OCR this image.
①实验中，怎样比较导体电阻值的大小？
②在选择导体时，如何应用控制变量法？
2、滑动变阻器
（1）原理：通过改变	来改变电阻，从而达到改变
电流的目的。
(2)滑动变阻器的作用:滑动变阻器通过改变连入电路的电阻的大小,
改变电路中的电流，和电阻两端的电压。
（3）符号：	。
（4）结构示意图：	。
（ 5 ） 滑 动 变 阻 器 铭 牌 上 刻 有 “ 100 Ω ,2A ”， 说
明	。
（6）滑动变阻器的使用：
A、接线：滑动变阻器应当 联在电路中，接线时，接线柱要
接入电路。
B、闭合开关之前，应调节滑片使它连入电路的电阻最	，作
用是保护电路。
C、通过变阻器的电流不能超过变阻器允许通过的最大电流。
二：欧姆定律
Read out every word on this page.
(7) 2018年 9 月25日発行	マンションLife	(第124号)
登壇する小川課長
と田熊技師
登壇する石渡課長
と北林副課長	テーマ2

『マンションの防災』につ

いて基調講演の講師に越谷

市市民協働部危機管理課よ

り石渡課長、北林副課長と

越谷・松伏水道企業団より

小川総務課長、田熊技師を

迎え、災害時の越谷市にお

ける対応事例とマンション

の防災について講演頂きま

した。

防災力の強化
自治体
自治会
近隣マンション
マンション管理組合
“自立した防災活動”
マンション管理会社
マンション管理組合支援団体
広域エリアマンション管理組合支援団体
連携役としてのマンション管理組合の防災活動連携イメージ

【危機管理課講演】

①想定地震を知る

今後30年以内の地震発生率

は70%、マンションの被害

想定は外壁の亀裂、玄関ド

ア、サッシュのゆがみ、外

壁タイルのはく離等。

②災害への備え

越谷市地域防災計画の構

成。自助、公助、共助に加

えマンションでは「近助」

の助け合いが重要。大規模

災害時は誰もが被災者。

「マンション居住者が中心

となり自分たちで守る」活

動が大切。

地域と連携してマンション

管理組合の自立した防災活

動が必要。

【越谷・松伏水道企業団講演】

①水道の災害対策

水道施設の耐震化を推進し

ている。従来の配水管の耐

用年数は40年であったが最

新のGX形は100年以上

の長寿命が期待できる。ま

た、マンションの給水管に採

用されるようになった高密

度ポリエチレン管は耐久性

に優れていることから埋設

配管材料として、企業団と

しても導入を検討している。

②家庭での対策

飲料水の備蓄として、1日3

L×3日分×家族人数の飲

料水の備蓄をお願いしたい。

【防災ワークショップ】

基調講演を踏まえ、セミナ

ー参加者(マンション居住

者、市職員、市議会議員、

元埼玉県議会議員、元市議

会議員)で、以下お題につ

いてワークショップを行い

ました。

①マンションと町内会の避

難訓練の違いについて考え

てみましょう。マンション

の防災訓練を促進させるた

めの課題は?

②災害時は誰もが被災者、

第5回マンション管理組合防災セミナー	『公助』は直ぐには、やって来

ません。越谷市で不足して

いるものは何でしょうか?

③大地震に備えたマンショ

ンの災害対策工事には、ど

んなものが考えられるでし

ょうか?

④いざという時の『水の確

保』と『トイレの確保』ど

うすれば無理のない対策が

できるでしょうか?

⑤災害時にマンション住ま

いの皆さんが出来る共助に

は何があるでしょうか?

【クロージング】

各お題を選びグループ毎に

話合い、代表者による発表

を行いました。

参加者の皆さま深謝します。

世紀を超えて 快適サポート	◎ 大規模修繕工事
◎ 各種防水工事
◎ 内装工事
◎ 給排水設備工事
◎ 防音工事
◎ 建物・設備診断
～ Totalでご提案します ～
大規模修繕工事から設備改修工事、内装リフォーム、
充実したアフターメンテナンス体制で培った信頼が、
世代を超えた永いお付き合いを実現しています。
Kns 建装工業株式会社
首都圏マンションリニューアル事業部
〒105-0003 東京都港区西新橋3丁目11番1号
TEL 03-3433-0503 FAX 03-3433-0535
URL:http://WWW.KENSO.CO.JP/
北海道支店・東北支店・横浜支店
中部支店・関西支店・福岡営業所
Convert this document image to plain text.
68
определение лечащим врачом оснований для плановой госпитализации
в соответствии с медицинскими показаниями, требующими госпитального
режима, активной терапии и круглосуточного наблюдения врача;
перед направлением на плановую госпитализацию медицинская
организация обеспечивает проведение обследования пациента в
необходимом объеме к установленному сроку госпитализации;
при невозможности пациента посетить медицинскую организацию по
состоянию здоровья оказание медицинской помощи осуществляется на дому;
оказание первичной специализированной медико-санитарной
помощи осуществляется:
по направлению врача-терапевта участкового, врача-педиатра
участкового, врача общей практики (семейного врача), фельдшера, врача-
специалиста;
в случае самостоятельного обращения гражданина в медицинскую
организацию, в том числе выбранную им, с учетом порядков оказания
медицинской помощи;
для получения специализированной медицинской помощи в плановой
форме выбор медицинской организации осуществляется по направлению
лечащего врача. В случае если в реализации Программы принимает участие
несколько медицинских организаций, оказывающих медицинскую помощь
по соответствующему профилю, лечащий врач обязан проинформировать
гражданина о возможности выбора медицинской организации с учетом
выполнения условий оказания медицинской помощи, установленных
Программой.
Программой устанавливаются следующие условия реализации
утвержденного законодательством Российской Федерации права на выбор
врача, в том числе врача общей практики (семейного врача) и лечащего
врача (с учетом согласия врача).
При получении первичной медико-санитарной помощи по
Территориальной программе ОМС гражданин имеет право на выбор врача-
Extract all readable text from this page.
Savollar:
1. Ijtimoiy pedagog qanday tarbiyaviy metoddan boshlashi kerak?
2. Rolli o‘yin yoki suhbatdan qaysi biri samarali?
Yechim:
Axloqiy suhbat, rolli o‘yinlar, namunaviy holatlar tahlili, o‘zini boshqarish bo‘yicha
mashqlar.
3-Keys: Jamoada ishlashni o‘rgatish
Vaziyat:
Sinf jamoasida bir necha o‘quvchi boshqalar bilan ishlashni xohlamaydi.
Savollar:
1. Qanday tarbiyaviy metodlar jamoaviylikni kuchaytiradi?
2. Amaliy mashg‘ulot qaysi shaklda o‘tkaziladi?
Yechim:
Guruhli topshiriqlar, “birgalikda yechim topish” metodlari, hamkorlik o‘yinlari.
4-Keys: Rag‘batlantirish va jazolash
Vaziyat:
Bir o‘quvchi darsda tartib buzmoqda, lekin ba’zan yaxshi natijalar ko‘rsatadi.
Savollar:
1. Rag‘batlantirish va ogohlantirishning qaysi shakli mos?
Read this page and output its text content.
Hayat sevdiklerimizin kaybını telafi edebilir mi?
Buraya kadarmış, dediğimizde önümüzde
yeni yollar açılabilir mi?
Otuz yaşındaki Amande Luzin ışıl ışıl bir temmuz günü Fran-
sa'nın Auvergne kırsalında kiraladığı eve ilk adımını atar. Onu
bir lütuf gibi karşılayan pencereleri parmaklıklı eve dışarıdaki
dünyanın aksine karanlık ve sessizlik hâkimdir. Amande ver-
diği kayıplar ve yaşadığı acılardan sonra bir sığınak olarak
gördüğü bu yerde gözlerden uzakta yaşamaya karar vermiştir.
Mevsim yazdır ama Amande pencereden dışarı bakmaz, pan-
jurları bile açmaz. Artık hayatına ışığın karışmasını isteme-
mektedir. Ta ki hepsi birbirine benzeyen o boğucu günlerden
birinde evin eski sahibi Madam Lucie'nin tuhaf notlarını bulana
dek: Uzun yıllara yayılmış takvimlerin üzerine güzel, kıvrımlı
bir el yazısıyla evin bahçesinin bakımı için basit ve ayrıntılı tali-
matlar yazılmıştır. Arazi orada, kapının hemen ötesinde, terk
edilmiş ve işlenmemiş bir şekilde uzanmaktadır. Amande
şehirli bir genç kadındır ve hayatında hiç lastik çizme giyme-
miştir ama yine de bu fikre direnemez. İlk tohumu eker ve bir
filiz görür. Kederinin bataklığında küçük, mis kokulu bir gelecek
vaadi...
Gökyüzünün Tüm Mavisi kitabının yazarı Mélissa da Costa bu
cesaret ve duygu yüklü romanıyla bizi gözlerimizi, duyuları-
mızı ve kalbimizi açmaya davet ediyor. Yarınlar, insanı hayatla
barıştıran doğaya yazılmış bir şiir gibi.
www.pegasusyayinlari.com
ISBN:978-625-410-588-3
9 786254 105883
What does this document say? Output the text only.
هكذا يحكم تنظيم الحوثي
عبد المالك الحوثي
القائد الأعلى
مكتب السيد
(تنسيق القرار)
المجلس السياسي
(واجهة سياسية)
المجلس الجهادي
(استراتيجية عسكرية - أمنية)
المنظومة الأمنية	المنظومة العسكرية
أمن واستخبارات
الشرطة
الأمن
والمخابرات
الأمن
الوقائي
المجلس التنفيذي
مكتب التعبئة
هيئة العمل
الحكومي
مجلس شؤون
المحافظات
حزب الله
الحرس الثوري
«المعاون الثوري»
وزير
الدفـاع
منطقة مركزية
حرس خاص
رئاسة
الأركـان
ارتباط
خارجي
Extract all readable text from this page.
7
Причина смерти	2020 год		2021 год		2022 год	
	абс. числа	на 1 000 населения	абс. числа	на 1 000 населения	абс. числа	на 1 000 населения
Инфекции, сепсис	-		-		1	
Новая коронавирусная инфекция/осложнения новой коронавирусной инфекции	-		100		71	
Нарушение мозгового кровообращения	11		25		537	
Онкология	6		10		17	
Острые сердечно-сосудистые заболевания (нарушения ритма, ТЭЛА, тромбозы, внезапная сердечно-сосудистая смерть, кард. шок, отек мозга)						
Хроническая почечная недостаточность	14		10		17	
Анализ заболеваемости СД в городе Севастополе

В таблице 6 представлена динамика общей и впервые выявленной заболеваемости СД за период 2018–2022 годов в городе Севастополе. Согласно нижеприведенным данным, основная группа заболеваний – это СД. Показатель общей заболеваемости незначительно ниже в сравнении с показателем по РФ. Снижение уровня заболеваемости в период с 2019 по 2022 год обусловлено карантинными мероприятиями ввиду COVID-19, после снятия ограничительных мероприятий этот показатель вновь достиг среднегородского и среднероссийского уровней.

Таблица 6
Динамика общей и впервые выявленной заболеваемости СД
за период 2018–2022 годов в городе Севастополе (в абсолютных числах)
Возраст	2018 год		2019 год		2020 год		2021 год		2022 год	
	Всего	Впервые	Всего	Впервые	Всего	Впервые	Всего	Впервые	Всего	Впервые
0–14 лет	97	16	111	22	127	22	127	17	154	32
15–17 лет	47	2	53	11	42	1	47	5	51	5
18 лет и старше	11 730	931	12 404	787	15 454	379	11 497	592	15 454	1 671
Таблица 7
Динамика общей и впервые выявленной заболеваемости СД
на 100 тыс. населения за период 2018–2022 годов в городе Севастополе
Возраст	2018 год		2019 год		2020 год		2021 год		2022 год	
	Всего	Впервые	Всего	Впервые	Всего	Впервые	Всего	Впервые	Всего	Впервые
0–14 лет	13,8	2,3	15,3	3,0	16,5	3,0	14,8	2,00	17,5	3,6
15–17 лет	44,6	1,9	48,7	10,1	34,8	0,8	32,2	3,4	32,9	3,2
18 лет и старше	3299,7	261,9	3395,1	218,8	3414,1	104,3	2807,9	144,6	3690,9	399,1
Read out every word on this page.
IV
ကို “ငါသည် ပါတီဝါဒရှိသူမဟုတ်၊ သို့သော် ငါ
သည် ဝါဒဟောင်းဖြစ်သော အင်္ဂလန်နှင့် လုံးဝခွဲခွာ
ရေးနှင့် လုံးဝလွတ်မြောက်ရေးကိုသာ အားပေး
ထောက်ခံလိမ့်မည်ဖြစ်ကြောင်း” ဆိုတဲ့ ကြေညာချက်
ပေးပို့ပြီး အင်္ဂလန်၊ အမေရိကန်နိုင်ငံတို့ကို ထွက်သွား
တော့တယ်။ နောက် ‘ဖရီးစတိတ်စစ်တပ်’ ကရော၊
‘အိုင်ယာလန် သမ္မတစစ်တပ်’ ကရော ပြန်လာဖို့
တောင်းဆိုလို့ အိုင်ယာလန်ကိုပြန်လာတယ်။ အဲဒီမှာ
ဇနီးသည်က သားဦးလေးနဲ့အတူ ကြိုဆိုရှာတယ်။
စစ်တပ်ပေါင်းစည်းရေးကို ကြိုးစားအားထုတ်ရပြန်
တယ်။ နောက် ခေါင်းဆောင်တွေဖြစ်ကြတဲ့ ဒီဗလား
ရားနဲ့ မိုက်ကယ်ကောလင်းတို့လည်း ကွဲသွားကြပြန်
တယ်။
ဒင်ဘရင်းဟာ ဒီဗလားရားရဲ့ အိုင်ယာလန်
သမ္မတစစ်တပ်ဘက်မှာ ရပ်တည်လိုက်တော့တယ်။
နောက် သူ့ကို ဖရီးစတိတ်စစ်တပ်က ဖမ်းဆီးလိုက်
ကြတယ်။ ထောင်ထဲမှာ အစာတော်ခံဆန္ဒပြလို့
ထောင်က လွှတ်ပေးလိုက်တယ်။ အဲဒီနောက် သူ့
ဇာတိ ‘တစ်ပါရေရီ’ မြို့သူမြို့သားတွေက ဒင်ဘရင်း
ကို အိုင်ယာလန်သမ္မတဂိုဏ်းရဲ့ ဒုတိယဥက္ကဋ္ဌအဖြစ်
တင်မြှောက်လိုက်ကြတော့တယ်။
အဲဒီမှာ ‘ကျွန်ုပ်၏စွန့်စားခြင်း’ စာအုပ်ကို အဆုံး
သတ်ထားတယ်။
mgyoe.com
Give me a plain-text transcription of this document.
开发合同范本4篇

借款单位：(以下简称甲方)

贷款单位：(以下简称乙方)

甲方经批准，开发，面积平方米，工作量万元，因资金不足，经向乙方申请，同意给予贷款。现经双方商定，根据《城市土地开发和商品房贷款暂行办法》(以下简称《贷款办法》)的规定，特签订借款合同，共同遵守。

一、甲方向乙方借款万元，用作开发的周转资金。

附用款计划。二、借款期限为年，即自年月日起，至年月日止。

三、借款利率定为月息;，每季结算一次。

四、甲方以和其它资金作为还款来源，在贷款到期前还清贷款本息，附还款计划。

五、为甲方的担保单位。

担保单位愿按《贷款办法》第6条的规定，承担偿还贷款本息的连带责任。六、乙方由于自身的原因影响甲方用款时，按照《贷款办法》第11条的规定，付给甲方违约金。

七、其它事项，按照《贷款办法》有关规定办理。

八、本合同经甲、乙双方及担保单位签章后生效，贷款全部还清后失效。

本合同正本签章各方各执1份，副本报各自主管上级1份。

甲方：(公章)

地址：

· · · · ·

» Exercise requirements: Gather each line in these records that contains the string "image".

» Answer:
OCR this image.
Convert this document image to plain text.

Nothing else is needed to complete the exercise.